WRITTEN EXERCISE: Copy out all the entries word for word.

ITEMS:
━━━

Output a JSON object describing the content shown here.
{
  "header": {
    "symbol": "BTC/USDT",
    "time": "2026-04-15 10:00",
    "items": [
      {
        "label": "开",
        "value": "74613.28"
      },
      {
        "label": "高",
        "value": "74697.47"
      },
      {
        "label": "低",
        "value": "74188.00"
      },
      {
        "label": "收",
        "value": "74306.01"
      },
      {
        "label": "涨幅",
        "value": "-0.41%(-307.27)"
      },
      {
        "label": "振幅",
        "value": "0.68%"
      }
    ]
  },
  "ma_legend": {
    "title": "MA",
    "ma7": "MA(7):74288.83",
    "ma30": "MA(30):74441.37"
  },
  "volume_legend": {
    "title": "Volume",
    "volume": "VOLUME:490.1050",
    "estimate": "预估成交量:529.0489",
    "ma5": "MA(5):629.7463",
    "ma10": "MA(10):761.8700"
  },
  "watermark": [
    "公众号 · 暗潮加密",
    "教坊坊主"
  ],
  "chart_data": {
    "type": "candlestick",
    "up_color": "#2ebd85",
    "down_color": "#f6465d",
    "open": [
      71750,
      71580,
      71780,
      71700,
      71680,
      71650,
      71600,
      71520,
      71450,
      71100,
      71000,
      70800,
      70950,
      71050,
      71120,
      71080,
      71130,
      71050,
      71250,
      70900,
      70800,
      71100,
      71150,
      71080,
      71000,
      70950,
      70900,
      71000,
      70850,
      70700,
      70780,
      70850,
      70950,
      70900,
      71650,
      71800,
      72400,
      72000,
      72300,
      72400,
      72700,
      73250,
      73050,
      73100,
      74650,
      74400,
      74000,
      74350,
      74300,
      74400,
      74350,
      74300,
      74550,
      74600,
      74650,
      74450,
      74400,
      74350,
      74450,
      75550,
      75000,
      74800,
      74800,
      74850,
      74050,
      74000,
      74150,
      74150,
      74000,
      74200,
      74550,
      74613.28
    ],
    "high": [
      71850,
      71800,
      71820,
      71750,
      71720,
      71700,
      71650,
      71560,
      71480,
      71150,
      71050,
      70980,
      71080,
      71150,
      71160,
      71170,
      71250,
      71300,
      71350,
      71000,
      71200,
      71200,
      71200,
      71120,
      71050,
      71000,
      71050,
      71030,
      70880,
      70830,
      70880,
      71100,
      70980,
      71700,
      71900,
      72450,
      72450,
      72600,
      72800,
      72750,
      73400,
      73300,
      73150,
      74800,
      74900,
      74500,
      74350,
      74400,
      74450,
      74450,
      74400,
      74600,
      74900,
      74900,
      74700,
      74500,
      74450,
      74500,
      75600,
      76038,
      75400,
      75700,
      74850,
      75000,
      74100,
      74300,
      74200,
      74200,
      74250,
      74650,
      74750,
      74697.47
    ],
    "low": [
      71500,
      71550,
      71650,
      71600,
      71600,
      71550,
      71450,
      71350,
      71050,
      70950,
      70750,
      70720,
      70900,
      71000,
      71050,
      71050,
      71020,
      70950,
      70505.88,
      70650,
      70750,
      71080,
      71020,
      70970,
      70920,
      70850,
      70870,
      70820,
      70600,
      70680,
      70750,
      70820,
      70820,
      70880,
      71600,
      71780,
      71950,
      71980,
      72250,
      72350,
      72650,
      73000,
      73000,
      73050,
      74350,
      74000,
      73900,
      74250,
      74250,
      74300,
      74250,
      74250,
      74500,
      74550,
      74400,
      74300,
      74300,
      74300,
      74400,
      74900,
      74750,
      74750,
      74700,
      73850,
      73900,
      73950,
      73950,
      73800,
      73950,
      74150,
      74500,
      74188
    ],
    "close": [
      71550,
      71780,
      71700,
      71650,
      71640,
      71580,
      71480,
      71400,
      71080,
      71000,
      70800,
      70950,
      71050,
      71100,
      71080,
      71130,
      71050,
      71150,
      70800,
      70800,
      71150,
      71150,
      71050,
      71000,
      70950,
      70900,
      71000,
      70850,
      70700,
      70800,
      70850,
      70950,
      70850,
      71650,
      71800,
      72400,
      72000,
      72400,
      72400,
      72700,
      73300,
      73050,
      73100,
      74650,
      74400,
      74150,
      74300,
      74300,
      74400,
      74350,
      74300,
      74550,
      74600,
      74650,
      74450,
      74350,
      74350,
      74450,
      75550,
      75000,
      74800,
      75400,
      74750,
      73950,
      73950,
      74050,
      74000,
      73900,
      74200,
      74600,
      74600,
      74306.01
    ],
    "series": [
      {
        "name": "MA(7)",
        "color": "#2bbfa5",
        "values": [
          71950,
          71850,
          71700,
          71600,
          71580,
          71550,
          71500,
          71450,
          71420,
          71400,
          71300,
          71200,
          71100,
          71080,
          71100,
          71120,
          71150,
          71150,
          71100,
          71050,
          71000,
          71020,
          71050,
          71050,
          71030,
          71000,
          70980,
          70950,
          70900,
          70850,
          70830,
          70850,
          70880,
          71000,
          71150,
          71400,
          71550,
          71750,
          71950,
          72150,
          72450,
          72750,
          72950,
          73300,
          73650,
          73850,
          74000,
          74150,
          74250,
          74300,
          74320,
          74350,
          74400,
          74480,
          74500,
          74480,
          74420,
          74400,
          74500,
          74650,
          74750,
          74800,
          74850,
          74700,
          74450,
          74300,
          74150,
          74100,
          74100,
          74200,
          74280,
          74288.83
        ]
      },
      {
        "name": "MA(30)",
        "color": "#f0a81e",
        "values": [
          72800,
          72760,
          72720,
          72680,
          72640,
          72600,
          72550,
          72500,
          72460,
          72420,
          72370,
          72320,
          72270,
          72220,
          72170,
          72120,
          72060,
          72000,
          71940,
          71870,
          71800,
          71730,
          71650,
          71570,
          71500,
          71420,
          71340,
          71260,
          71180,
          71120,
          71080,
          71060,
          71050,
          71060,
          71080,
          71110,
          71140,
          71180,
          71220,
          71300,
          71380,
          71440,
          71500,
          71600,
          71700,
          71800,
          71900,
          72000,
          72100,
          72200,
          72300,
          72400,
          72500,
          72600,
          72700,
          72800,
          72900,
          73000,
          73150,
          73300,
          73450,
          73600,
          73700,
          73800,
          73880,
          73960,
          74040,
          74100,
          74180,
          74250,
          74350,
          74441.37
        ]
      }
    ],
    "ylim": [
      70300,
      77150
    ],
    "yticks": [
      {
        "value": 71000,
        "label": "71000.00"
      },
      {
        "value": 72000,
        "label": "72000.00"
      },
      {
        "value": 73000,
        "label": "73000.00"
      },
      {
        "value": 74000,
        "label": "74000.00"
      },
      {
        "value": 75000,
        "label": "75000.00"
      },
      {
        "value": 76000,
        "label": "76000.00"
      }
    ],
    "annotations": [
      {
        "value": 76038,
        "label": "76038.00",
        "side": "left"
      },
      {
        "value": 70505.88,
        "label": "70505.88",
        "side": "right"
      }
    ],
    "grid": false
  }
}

━━━

CORRECT RESULT:
Output a JSON object describing the content shown here.
{
  "header": {
    "symbol": "BTC/USDT",
    "time": "2026-04-15 10:00",
    "items": [
      {
        "label": "开",
        "value": "74613.28"
      },
      {
        "label": "高",
        "value": "74697.47"
      },
      {
        "label": "低",
        "value": "74188.00"
      },
      {
        "label": "收",
        "value": "74306.01"
      },
      {
        "label": "涨幅",
        "value": "-0.41%(-307.27)"
      },
      {
        "label": "振幅",
        "value": "0.68%"
      }
    ]
  },
  "ma_legend": {
    "title": "MA",
    "ma7": "MA(7):74288.83",
    "ma30": "MA(30):74441.37"
  },
  "volume_legend": {
    "title": "Volume",
    "volume": "VOLUME:490.1050",
    "estimate": "预估成交量:529.0489",
    "ma5": "MA(5):629.7463",
    "ma10": "MA(10):761.8700"
  },
  "watermark": [
    "公众号 · 暗潮加密",
    "教坊坊主"
  ],
  "chart_data": {
    "type": "candlestick",
    "up_color": "#2ebd85",
    "down_color": "#f6465d",
    "open": [
      71750,
      71580,
      71780,
      71700,
      71680,
      71650,
      71600,
      71520,
      71450,
      71100,
      71000,
      70800,
      70950,
      71050,
      71120,
      71080,
      71130,
      71050,
      71250,
      70900,
      70800,
      71100,
      71150,
      71080,
      71000,
      70950,
      70900,
      71000,
      70850,
      70700,
      70780,
      70850,
      70950,
      70900,
      71650,
      71800,
      72400,
      72000,
      72300,
      72400,
      72700,
      73250,
      73050,
      73100,
      74650,
      74400,
      74000,
      74350,
      74300,
      74400,
      74350,
      74300,
      74550,
      74600,
      74650,
      74450,
      74400,
      74350,
      74450,
      75550,
      75000,
      74800,
      74800,
      74850,
      74050,
      74000,
      74150,
      74150,
      74000,
      74200,
      74550,
      74613.28
    ],
    "high": [
      71850,
      71800,
      71820,
      71750,
      71720,
      71700,
      71650,
      71560,
      71480,
      71150,
      71050,
      70980,
      71080,
      71150,
      71160,
      71170,
      71250,
      71300,
      71350,
      71000,
      71200,
      71200,
      71200,
      71120,
      71050,
      71000,
      71050,
      71030,
      70880,
      70830,
      70880,
      71100,
      70980,
      71700,
      71900,
      72450,
      72450,
      72600,
      72800,
      72750,
      73400,
      73300,
      73150,
      74800,
      74900,
      74500,
      74350,
      74400,
      74450,
      74450,
      74400,
      74600,
      74900,
      74900,
      74700,
      74500,
      74450,
      74500,
      75600,
      76038,
      75400,
      75700,
      74850,
      75000,
      74100,
      74300,
      74200,
      74200,
      74250,
      74650,
      74750,
      74697.47
    ],
    "low": [
      71500,
      71550,
      71650,
      71600,
      71600,
      71550,
      71450,
      71350,
      71050,
      70950,
      70750,
      70720,
      70900,
      71000,
      71050,
      71050,
      71020,
      70950,
      70505.88,
      70650,
      70750,
      71080,
      71020,
      70970,
      70920,
      70850,
      70870,
      70820,
      70600,
      70680,
      70750,
      70820,
      70820,
      70880,
      71600,
      71780,
      71950,
      71980,
      72250,
      72350,
      72650,
      73000,
      73000,
      73050,
      74350,
      74000,
      73900,
      74250,
      74250,
      74300,
      74250,
      74250,
      74500,
      74550,
      74400,
      74300,
      74300,
      74300,
      74400,
      74900,
      74750,
      74750,
      74700,
      73850,
      73900,
      73950,
      73950,
      73800,
      73950,
      74150,
      74500,
      74188
    ],
    "close": [
      71550,
      71780,
      71700,
      71650,
      71640,
      71580,
      71480,
      71400,
      71080,
      71000,
      70800,
      70950,
      71050,
      71100,
      71080,
      71130,
      71050,
      71150,
      70800,
      70800,
      71150,
      71150,
      71050,
      71000,
      70950,
      70900,
      71000,
      70850,
      70700,
      70800,
      70850,
      70950,
      70850,
      71650,
      71800,
      72400,
      72000,
      72400,
      72400,
      72700,
      73300,
      73050,
      73100,
      74650,
      74400,
      74150,
      74300,
      74300,
      74400,
      74350,
      74300,
      74550,
      74600,
      74650,
      74450,
      74350,
      74350,
      74450,
      75550,
      75000,
      74800,
      75400,
      74750,
      73950,
      73950,
      74050,
      74000,
      73900,
      74200,
      74600,
      74600,
      74306.01
    ],
    "series": [
      {
        "name": "MA(7)",
        "color": "#2bbfa5",
        "values": [
          71950,
          71850,
          71700,
          71600,
          71580,
          71550,
          71500,
          71450,
          71420,
          71400,
          71300,
          71200,
          71100,
          71080,
          71100,
          71120,
          71150,
          71150,
          71100,
          71050,
          71000,
          71020,
          71050,
          71050,
          71030,
          71000,
          70980,
          70950,
          70900,
          70850,
          70830,
          70850,
          70880,
          71000,
          71150,
          71400,
          71550,
          71750,
          71950,
          72150,
          72450,
          72750,
          72950,
          73300,
          73650,
          73850,
          74000,
          74150,
          74250,
          74300,
          74320,
          74350,
          74400,
          74480,
          74500,
          74480,
          74420,
          74400,
          74500,
          74650,
          74750,
          74800,
          74850,
          74700,
          74450,
          74300,
          74150,
          74100,
          74100,
          74200,
          74280,
          74288.83
        ]
      },
      {
        "name": "MA(30)",
        "color": "#f0a81e",
        "values": [
          72800,
          72760,
          72720,
          72680,
          72640,
          72600,
          72550,
          72500,
          72460,
          72420,
          72370,
          72320,
          72270,
          72220,
          72170,
          72120,
          72060,
          72000,
          71940,
          71870,
          71800,
          71730,
          71650,
          71570,
          71500,
          71420,
          71340,
          71260,
          71180,
          71120,
          71080,
          71060,
          71050,
          71060,
          71080,
          71110,
          71140,
          71180,
          71220,
          71300,
          71380,
          71440,
          71500,
          71600,
          71700,
          71800,
          71900,
          72000,
          72100,
          72200,
          72300,
          72400,
          72500,
          72600,
          72700,
          72800,
          72900,
          73000,
          73150,
          73300,
          73450,
          73600,
          73700,
          73800,
          73880,
          73960,
          74040,
          74100,
          74180,
          74250,
          74350,
          74441.37
        ]
      }
    ],
    "ylim": [
      70300,
      77150
    ],
    "yticks": [
      {
        "value": 71000,
        "label": "71000.00"
      },
      {
        "value": 72000,
        "label": "72000.00"
      },
      {
        "value": 73000,
        "label": "73000.00"
      },
      {
        "value": 74000,
        "label": "74000.00"
      },
      {
        "value": 75000,
        "label": "75000.00"
      },
      {
        "value": 76000,
        "label": "76000.00"
      }
    ],
    "annotations": [
      {
        "value": 76038,
        "label": "76038.00",
        "side": "left"
      },
      {
        "value": 70505.88,
        "label": "70505.88",
        "side": "right"
      }
    ],
    "grid": false
  }
}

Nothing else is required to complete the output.